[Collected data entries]
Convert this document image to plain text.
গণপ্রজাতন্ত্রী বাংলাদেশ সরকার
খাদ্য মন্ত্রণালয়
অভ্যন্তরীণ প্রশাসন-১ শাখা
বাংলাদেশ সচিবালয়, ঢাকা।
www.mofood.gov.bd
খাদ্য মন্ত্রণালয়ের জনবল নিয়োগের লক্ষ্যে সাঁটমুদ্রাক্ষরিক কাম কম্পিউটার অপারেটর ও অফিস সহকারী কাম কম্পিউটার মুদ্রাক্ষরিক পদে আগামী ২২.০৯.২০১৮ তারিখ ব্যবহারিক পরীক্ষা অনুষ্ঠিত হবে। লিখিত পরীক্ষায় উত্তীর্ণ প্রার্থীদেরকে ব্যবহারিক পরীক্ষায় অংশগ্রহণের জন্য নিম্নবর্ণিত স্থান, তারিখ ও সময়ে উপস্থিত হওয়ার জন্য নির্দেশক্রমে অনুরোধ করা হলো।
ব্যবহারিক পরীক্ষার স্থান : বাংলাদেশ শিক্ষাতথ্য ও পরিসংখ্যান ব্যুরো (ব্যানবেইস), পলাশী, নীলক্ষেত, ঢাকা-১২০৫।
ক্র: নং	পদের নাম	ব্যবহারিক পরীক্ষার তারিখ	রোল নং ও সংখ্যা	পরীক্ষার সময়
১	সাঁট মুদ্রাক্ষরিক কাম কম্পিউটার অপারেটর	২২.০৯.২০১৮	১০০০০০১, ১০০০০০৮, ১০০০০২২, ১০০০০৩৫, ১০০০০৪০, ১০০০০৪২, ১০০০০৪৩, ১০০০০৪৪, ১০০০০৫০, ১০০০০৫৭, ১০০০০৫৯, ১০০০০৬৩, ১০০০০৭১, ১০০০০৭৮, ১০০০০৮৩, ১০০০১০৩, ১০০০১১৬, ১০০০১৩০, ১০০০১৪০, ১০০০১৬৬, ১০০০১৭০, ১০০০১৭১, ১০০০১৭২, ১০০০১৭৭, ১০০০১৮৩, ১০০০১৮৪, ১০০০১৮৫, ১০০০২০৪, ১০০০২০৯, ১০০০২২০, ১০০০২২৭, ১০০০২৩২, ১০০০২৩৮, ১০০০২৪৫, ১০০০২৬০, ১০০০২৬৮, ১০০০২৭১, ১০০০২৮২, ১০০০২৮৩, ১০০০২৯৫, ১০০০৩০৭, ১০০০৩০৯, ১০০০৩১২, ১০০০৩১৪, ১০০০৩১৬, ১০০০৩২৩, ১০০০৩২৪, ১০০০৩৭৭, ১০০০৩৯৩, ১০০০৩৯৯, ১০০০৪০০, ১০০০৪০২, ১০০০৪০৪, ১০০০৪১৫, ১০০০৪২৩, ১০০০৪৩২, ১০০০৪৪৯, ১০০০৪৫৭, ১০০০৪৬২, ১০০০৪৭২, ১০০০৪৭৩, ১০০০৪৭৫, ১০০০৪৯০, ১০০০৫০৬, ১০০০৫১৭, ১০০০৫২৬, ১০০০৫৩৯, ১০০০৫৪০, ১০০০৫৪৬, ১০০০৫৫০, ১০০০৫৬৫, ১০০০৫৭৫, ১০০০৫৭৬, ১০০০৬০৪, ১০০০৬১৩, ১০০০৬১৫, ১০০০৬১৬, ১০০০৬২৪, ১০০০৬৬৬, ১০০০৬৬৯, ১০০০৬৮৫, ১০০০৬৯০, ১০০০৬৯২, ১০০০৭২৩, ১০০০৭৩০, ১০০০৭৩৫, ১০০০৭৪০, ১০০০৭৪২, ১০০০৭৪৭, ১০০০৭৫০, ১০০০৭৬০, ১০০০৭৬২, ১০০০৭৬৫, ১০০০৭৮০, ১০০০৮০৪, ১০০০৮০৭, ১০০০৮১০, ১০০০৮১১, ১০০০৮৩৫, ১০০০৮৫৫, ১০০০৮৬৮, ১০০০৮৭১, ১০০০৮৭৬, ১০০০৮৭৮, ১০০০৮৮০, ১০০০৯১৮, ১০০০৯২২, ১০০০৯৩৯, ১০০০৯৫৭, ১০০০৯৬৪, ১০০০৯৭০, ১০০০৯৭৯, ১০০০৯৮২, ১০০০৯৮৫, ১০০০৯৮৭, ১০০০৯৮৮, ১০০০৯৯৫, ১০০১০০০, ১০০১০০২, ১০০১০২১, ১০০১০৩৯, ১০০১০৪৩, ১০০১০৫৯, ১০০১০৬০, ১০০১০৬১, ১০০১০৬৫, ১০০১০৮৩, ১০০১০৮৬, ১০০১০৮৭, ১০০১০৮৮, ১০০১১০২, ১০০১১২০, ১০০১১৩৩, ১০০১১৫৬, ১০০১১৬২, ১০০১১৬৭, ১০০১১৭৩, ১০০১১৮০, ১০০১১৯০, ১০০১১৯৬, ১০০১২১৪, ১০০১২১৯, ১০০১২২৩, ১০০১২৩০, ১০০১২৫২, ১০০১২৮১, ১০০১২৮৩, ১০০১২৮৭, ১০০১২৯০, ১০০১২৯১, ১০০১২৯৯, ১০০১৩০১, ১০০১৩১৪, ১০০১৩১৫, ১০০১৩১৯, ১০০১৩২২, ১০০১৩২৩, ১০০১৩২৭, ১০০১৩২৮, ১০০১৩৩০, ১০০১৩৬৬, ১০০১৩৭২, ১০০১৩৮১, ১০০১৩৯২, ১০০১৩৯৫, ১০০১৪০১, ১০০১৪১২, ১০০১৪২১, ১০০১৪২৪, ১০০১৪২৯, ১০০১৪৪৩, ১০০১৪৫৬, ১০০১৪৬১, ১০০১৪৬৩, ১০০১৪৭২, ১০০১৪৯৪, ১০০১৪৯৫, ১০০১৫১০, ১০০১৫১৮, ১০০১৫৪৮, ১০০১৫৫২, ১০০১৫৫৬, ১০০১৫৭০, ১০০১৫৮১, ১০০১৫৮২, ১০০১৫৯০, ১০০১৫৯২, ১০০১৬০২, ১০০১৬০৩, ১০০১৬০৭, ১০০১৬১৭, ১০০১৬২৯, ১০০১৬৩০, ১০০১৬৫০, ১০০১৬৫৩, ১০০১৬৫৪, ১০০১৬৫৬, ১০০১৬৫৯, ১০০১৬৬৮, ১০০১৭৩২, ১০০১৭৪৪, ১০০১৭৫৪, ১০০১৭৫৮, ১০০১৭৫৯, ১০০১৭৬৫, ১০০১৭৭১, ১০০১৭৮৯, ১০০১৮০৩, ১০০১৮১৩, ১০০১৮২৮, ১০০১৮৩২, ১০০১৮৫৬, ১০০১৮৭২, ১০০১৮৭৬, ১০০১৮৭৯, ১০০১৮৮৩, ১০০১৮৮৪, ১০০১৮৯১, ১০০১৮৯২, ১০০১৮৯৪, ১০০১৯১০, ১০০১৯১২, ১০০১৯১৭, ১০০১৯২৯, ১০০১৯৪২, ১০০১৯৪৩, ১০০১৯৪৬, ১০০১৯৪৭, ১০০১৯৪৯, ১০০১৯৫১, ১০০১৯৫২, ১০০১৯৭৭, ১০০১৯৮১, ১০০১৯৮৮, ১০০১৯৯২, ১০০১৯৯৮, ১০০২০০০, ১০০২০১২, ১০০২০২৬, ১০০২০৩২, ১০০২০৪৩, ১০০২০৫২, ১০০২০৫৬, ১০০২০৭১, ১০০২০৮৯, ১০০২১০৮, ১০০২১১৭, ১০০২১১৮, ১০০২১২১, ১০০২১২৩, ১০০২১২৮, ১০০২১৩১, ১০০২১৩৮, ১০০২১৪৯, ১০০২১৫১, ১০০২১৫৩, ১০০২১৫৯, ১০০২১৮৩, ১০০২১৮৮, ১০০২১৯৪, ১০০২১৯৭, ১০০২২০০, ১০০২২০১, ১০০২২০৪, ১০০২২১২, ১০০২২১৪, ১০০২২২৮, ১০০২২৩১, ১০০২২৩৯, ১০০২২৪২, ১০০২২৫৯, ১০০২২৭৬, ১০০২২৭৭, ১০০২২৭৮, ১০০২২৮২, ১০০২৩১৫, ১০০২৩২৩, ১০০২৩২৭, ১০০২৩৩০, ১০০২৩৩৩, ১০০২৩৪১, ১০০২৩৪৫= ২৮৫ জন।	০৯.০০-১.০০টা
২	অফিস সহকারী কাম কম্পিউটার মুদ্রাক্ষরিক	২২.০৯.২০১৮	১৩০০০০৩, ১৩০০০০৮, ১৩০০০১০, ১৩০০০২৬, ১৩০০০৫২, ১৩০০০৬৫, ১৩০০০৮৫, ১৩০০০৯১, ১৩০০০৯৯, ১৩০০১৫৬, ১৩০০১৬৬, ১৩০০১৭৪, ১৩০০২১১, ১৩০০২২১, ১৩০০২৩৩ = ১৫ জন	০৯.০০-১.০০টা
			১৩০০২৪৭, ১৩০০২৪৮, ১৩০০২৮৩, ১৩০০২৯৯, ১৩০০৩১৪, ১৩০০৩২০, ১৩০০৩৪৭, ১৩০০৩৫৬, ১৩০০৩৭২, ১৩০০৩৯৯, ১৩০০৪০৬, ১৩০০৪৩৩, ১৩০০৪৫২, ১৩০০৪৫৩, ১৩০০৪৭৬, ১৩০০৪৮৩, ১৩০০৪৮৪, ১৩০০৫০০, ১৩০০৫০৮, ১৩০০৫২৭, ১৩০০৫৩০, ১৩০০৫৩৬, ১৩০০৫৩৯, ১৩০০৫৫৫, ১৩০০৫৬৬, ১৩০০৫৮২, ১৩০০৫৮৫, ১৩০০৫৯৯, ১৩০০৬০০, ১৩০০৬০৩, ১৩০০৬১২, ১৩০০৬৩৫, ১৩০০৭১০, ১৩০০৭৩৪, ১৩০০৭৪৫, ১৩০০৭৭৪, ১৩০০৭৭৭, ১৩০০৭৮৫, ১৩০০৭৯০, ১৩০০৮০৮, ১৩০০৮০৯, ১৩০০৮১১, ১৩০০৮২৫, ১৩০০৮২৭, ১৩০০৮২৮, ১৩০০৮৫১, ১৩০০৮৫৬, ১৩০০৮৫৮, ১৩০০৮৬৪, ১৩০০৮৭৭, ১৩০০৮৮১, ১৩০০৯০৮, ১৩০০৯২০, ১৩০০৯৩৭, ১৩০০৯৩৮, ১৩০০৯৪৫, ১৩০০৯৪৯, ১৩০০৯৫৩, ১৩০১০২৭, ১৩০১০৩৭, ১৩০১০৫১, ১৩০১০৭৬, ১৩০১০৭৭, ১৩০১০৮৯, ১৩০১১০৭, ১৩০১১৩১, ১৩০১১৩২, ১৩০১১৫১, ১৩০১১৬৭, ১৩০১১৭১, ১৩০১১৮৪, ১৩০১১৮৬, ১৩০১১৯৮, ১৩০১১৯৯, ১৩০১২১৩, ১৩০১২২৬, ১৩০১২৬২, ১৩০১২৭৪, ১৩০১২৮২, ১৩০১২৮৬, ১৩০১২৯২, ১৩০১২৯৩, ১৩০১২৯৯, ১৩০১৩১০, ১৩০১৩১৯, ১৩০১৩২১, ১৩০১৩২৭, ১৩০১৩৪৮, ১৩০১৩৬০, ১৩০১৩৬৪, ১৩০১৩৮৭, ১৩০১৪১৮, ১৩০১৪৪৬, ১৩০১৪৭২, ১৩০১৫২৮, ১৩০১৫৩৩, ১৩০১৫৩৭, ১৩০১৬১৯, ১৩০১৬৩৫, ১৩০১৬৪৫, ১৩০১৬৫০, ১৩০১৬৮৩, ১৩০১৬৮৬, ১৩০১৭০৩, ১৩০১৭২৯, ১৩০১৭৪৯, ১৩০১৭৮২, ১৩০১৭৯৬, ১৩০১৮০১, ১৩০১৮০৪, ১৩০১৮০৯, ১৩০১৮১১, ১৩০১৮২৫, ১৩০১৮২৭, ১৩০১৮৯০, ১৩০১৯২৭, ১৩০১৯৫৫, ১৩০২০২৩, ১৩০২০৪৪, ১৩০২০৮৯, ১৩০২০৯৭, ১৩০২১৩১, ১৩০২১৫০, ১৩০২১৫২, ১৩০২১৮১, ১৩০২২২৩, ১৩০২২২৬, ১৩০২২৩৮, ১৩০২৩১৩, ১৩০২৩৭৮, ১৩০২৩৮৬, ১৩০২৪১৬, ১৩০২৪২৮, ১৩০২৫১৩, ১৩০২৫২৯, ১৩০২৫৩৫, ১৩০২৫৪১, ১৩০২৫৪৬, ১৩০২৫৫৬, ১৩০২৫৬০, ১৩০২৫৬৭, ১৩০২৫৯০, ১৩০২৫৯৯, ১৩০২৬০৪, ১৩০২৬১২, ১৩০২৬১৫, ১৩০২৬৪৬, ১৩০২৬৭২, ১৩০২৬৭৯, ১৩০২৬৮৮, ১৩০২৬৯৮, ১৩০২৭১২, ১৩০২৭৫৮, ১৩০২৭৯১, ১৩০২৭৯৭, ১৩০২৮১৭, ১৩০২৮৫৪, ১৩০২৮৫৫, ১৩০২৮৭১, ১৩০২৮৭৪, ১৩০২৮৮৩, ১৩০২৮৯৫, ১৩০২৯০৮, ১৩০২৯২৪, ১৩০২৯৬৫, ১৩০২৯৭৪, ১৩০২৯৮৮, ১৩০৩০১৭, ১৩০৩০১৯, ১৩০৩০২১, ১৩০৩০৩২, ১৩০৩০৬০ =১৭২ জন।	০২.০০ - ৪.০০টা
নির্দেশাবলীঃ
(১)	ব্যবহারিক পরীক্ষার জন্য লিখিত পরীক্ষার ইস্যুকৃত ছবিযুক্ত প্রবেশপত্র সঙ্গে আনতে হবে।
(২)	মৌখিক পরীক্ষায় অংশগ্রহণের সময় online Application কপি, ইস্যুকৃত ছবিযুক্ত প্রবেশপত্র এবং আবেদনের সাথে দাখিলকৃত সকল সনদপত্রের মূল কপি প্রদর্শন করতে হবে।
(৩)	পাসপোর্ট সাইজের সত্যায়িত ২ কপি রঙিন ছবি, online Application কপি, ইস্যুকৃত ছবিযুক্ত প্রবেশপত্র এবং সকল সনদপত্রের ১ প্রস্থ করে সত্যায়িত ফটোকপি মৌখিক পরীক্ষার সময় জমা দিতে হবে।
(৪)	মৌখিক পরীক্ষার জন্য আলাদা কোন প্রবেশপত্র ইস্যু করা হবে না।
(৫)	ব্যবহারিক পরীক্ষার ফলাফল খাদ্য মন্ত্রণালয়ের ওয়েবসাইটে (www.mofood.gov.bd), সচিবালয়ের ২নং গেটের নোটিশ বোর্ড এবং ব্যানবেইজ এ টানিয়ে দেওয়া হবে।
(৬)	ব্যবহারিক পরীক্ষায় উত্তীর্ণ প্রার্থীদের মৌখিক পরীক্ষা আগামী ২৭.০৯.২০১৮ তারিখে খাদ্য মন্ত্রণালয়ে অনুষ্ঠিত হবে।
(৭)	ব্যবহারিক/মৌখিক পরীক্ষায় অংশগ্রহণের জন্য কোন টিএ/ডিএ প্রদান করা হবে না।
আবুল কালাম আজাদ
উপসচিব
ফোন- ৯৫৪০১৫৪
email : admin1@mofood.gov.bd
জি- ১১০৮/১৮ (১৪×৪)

* **Problem**: Return each line of the data that contains the string "সনদপত".

* **Complete response**:
(২)	মৌখিক পরীক্ষায় অংশগ্রহণের সময় online Application কপি, ইস্যুকৃত ছবিযুক্ত প্রবেশপত্র এবং আবেদনের সাথে দাখিলকৃত সকল সনদপত্রের মূল কপি প্রদর্শন করতে হবে।
(৩)	পাসপোর্ট সাইজের সত্যায়িত ২ কপি রঙিন ছবি, online Application কপি, ইস্যুকৃত ছবিযুক্ত প্রবেশপত্র এবং সকল সনদপত্রের ১ প্রস্থ করে সত্যায়িত ফটোকপি মৌখিক পরীক্ষার সময় জমা দিতে হবে।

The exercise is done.